[Figure record listings]
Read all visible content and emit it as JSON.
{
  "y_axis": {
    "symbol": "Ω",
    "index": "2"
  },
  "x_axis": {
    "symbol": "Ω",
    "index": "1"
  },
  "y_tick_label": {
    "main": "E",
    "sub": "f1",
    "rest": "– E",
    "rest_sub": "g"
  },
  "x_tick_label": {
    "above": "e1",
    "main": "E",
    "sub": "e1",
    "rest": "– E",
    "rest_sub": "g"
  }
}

Work to be completed: Reproduce the records word for word.

Task solution:
Read all visible content and emit it as JSON.
{
  "y_axis": {
    "symbol": "Ω",
    "index": "2"
  },
  "x_axis": {
    "symbol": "Ω",
    "index": "1"
  },
  "y_tick_label": {
    "main": "E",
    "sub": "f1",
    "rest": "– E",
    "rest_sub": "g"
  },
  "x_tick_label": {
    "above": "e1",
    "main": "E",
    "sub": "e1",
    "rest": "– E",
    "rest_sub": "g"
  }
}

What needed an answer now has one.